* TASK TO COMPLETE:
Repeat, exactly and only, the lines from the one containing "What does this" to the last line, inclusive; do not repeat the pictures.

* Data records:
※ ※ ※
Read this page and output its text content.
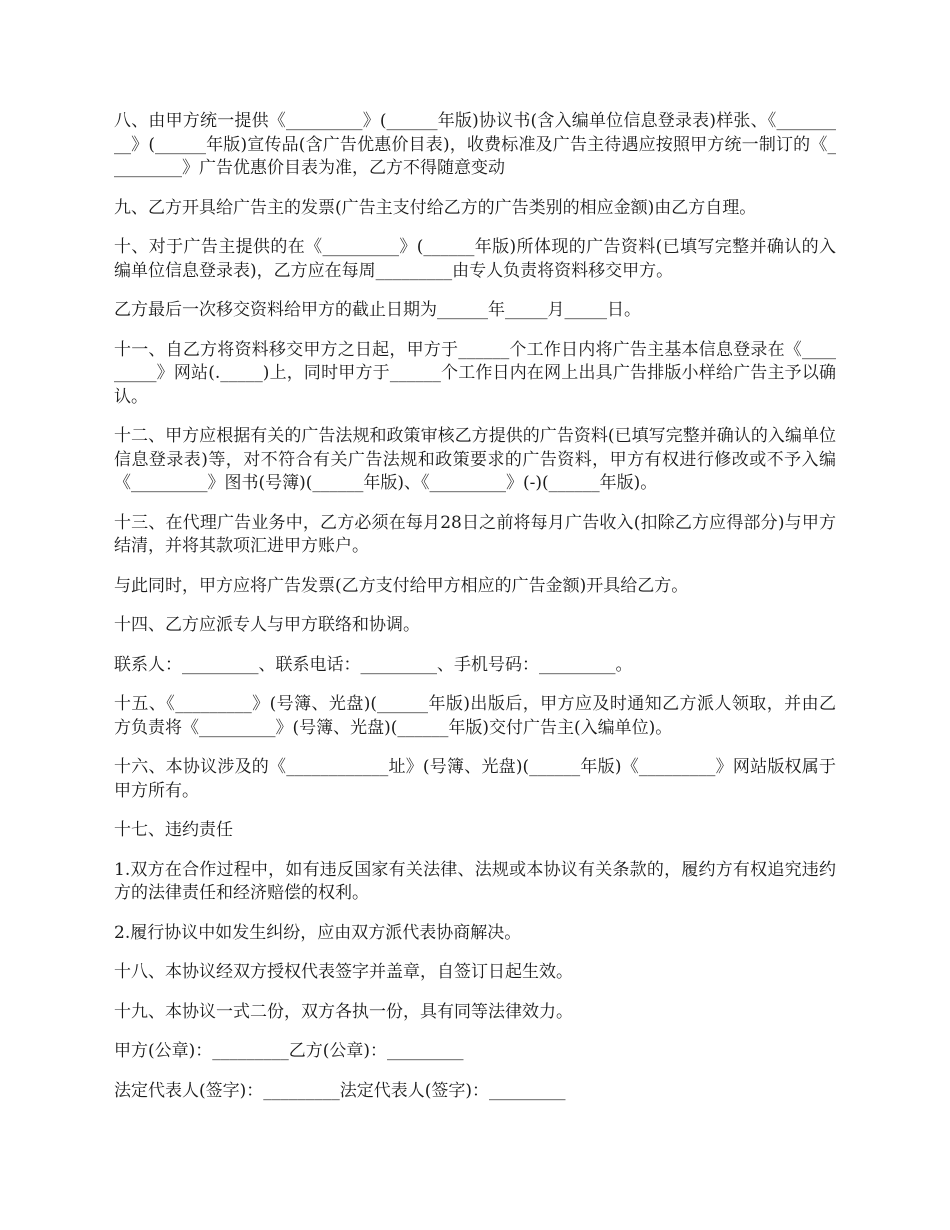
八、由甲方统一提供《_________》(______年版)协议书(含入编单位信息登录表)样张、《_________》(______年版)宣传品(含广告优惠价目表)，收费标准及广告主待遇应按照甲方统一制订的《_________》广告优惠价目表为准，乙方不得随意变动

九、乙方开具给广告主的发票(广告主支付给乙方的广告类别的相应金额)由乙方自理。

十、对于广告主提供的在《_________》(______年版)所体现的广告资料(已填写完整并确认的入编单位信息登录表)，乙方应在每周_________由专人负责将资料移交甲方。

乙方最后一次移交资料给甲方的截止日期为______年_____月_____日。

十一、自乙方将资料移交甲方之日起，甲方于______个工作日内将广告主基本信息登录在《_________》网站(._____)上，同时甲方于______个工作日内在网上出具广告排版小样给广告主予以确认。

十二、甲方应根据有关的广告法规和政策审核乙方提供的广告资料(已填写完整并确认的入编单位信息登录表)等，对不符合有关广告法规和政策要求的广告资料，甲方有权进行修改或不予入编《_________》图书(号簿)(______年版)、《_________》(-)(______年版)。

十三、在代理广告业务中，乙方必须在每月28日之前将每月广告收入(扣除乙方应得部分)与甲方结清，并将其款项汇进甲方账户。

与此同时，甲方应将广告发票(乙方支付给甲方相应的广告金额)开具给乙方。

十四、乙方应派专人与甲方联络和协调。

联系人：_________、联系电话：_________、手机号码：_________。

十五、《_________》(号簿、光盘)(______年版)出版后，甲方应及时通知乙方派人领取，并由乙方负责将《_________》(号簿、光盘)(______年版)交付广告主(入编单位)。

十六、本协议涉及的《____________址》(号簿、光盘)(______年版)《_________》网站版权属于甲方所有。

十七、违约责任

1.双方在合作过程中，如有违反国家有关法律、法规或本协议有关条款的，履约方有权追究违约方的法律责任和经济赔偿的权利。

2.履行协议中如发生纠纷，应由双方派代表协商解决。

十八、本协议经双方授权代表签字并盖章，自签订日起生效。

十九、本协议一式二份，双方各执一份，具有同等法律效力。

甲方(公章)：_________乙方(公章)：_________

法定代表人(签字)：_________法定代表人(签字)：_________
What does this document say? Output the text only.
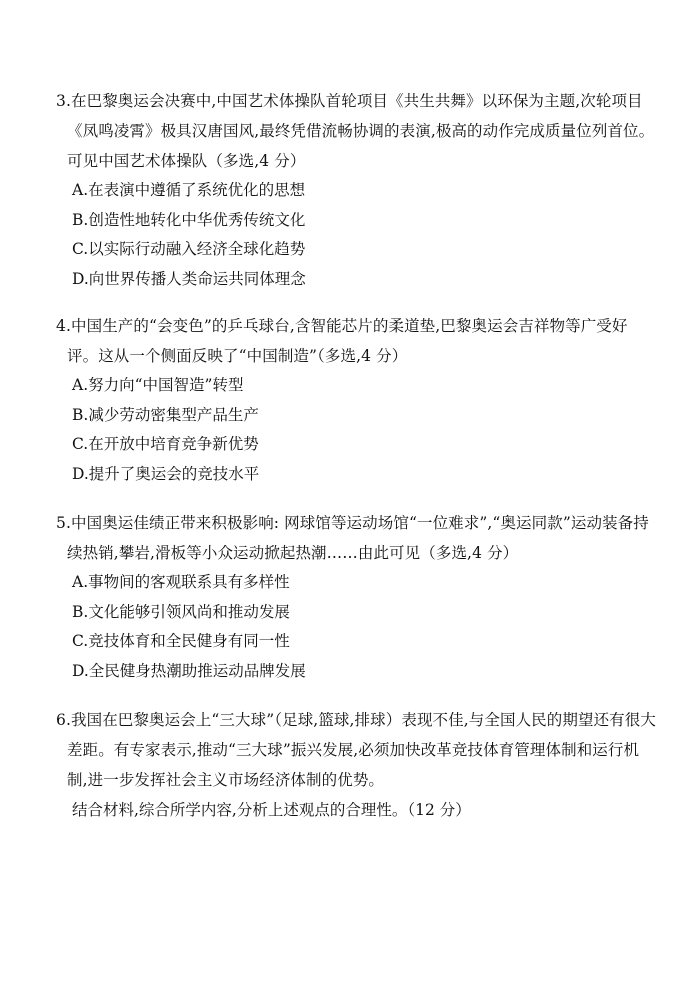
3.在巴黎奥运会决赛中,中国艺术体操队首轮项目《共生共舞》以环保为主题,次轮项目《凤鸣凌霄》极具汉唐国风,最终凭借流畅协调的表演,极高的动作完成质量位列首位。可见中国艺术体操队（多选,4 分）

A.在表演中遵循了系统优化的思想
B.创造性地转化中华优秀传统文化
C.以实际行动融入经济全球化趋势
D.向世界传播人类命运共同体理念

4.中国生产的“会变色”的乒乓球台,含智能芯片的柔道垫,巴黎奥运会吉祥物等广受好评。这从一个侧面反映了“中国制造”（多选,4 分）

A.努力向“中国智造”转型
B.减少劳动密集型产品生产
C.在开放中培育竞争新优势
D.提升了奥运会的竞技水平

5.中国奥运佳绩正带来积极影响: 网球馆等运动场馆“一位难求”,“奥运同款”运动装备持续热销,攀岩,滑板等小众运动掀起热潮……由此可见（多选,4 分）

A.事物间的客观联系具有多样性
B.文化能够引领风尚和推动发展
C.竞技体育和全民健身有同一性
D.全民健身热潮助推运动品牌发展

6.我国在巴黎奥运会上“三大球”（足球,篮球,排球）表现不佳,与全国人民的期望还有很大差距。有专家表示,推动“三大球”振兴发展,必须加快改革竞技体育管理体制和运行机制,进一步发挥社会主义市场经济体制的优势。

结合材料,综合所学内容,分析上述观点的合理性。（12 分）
※ ※ ※
* ANSWER:
What does this document say? Output the text only.
3.在巴黎奥运会决赛中,中国艺术体操队首轮项目《共生共舞》以环保为主题,次轮项目《凤鸣凌霄》极具汉唐国风,最终凭借流畅协调的表演,极高的动作完成质量位列首位。可见中国艺术体操队（多选,4 分）

A.在表演中遵循了系统优化的思想
B.创造性地转化中华优秀传统文化
C.以实际行动融入经济全球化趋势
D.向世界传播人类命运共同体理念

4.中国生产的“会变色”的乒乓球台,含智能芯片的柔道垫,巴黎奥运会吉祥物等广受好评。这从一个侧面反映了“中国制造”（多选,4 分）

A.努力向“中国智造”转型
B.减少劳动密集型产品生产
C.在开放中培育竞争新优势
D.提升了奥运会的竞技水平

5.中国奥运佳绩正带来积极影响: 网球馆等运动场馆“一位难求”,“奥运同款”运动装备持续热销,攀岩,滑板等小众运动掀起热潮……由此可见（多选,4 分）

A.事物间的客观联系具有多样性
B.文化能够引领风尚和推动发展
C.竞技体育和全民健身有同一性
D.全民健身热潮助推运动品牌发展

6.我国在巴黎奥运会上“三大球”（足球,篮球,排球）表现不佳,与全国人民的期望还有很大差距。有专家表示,推动“三大球”振兴发展,必须加快改革竞技体育管理体制和运行机制,进一步发挥社会主义市场经济体制的优势。

结合材料,综合所学内容,分析上述观点的合理性。（12 分）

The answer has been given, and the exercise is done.